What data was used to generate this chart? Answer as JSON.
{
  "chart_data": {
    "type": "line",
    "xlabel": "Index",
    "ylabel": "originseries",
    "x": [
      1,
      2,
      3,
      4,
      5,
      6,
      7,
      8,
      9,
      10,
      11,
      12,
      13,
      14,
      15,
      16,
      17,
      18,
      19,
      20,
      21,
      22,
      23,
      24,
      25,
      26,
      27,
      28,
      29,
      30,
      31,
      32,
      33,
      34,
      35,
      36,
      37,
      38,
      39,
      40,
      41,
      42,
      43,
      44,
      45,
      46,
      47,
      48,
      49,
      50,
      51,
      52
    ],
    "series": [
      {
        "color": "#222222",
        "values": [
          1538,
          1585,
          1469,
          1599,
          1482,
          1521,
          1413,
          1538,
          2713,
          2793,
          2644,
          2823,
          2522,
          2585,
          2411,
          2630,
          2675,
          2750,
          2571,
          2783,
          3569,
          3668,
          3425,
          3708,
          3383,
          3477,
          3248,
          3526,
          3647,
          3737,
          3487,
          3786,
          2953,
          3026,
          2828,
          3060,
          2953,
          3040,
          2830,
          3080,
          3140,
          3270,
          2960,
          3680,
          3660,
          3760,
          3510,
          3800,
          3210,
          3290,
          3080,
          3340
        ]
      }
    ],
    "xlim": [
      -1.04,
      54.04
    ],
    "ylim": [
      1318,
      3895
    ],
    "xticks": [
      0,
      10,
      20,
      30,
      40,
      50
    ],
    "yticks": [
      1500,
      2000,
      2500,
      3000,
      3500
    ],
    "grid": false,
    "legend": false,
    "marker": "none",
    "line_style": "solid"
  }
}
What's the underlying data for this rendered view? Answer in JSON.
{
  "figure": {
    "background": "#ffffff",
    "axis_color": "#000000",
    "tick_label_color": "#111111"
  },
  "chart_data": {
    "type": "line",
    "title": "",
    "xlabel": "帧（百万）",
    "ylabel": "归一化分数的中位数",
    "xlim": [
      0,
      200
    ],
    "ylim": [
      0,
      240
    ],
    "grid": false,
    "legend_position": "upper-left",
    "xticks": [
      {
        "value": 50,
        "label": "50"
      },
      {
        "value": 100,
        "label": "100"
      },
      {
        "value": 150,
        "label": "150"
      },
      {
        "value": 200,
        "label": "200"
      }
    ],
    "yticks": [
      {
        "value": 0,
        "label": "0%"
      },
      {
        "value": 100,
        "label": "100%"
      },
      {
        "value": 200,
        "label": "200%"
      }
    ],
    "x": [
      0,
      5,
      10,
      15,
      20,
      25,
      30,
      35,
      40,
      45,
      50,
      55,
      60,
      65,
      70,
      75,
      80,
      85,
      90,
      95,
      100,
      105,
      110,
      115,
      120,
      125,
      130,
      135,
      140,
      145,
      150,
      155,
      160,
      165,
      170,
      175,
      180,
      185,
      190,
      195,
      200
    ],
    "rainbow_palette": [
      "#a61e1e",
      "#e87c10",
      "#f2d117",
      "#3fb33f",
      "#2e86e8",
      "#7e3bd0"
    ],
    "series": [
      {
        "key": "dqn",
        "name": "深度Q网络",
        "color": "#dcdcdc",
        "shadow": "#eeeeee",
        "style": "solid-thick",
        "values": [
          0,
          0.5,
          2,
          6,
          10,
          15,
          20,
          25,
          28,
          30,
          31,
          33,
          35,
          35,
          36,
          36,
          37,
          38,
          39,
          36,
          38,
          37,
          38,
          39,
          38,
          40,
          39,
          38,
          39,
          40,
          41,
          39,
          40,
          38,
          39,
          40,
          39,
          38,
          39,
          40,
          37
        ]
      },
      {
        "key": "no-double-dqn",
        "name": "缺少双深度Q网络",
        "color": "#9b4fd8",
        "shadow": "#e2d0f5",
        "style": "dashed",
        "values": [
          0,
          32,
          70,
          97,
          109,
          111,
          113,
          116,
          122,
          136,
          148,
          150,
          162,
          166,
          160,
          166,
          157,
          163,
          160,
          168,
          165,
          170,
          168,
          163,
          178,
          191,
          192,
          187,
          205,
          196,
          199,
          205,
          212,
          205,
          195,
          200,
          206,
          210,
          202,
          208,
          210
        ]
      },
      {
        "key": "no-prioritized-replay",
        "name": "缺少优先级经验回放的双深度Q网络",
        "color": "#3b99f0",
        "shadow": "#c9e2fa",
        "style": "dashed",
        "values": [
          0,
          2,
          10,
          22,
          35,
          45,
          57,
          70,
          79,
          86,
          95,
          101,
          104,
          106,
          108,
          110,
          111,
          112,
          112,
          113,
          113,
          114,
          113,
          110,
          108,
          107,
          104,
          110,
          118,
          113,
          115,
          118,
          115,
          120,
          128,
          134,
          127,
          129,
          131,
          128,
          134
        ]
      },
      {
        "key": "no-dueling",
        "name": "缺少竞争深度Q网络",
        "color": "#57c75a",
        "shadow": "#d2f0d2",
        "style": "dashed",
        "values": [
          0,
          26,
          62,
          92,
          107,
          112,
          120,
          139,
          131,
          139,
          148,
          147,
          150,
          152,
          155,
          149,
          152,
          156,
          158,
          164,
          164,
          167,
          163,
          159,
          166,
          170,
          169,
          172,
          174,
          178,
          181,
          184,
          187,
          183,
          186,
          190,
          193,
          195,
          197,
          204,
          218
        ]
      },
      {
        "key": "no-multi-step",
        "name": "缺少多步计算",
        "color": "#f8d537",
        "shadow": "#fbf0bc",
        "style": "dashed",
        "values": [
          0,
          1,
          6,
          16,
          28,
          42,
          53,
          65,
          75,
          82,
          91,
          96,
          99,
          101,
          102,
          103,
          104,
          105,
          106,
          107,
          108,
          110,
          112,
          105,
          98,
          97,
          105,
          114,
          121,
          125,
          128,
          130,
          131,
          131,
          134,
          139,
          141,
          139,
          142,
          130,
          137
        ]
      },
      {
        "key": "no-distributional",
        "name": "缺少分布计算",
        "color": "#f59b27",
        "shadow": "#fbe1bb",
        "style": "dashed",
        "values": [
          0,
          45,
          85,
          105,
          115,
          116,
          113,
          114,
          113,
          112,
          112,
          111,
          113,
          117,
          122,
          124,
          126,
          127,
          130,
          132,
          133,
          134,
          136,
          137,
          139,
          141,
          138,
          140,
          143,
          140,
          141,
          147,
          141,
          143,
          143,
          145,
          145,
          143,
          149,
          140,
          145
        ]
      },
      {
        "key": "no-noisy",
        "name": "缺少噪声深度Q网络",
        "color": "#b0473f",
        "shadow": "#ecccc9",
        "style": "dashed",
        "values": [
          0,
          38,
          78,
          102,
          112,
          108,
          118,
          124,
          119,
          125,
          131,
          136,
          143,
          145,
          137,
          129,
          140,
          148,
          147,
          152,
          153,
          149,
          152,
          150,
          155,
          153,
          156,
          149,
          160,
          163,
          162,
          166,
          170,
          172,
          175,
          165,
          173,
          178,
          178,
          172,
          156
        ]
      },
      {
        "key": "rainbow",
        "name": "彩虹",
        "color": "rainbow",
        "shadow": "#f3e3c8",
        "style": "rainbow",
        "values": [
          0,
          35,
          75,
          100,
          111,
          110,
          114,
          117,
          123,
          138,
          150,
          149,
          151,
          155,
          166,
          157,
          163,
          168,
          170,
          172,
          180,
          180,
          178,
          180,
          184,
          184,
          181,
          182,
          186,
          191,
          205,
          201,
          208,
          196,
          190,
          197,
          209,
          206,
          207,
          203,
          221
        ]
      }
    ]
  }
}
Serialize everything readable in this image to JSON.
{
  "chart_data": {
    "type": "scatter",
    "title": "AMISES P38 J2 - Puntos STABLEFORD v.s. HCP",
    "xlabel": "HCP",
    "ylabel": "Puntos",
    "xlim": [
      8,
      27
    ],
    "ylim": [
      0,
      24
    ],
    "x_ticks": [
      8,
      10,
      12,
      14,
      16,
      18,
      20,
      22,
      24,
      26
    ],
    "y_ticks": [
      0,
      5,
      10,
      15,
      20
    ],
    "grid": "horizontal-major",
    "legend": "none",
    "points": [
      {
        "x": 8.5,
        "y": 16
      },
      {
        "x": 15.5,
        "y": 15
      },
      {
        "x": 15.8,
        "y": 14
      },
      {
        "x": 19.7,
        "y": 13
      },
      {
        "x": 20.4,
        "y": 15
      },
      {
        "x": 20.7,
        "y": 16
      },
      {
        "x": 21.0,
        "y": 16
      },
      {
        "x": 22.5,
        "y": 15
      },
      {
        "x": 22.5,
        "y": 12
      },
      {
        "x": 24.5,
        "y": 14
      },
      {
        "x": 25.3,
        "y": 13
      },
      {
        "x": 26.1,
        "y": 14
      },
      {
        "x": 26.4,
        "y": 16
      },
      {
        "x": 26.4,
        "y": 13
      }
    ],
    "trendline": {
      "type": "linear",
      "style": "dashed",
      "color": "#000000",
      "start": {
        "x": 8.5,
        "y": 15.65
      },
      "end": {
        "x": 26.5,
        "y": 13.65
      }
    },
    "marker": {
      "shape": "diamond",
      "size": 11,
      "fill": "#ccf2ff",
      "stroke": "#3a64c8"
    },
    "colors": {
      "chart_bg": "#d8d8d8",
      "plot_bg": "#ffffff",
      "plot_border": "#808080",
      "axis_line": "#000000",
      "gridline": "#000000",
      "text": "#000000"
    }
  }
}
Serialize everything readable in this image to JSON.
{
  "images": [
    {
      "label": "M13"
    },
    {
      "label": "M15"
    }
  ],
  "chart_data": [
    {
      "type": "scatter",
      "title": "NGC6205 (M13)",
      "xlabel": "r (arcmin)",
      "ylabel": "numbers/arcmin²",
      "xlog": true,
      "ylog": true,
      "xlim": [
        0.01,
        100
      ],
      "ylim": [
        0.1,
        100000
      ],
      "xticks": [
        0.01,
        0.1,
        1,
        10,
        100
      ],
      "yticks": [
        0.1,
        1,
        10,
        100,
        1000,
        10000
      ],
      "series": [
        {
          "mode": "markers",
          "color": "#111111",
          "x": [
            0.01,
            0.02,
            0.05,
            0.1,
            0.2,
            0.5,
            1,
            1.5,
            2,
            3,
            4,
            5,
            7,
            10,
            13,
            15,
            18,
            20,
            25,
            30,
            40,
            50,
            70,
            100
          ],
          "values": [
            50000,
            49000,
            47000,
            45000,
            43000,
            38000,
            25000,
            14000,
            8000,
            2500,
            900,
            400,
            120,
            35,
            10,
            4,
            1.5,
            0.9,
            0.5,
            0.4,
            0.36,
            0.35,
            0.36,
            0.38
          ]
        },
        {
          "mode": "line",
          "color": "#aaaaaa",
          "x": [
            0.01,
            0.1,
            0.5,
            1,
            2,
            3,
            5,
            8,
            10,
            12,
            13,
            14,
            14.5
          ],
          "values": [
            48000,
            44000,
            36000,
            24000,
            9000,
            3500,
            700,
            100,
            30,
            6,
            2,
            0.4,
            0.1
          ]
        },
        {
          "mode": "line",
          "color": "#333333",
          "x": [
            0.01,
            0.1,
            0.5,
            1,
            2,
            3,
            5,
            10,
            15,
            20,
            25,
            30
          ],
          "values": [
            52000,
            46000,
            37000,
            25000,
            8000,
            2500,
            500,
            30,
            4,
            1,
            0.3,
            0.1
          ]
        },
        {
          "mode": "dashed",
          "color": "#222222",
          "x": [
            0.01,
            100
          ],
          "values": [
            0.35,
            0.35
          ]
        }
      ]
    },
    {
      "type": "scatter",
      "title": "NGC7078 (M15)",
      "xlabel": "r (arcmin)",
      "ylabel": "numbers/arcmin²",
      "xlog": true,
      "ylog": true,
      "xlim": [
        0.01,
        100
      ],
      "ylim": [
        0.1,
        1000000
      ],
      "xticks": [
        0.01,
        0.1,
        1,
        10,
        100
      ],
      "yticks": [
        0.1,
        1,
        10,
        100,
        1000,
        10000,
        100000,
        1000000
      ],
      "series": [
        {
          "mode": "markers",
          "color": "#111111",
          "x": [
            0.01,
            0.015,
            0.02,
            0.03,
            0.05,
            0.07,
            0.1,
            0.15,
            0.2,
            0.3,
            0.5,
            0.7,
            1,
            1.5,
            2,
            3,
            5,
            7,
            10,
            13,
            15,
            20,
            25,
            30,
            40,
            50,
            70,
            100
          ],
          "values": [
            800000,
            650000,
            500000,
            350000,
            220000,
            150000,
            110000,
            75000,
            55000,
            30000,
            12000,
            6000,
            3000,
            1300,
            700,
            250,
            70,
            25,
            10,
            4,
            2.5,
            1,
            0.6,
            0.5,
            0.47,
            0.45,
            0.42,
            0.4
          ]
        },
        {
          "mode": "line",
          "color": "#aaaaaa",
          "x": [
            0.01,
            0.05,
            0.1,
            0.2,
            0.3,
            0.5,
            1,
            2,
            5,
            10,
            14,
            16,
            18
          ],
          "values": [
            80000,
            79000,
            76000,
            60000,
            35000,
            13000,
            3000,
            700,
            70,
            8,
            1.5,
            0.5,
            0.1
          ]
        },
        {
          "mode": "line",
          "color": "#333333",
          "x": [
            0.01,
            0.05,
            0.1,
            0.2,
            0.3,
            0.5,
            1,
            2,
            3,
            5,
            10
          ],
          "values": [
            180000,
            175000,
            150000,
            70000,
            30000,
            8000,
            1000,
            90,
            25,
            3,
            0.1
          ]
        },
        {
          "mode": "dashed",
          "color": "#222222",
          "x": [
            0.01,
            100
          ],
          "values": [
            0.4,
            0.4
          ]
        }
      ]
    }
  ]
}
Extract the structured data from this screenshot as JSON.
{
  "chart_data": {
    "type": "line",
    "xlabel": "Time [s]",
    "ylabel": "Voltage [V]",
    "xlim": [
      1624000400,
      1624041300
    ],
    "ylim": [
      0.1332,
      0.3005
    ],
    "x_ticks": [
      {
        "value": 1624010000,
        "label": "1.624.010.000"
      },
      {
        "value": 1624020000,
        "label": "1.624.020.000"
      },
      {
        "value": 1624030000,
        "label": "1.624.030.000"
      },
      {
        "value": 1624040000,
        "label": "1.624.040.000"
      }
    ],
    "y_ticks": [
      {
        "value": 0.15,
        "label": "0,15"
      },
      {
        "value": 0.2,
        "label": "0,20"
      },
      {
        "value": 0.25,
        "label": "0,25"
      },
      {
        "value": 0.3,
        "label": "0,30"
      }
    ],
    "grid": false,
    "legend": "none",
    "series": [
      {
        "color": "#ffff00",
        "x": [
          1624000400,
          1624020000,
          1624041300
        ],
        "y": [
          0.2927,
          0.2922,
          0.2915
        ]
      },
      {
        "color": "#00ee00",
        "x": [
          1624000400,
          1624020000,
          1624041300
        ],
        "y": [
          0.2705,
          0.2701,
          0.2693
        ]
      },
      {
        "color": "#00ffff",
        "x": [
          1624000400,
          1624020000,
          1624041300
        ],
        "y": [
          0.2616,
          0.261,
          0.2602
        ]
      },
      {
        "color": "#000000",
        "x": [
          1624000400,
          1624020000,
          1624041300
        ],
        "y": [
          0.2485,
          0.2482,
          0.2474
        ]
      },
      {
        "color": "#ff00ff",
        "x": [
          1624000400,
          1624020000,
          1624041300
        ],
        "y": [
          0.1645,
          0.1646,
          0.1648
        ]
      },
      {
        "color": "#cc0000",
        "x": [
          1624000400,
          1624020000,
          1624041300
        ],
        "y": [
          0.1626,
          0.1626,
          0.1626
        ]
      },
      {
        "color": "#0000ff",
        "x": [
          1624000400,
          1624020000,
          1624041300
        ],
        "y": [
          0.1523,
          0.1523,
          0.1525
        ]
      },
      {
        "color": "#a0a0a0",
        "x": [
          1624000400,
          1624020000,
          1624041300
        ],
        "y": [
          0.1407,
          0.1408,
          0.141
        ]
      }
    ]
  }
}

# INSTRUCTION
Consider the entries above and return each line with the string "name".

# WORKED SOLUTION
        "name": "深度Q网络",
        "name": "缺少双深度Q网络",
        "name": "缺少优先级经验回放的双深度Q网络",
        "name": "缺少竞争深度Q网络",
        "name": "缺少多步计算",
        "name": "缺少分布计算",
        "name": "缺少噪声深度Q网络",
        "name": "彩虹",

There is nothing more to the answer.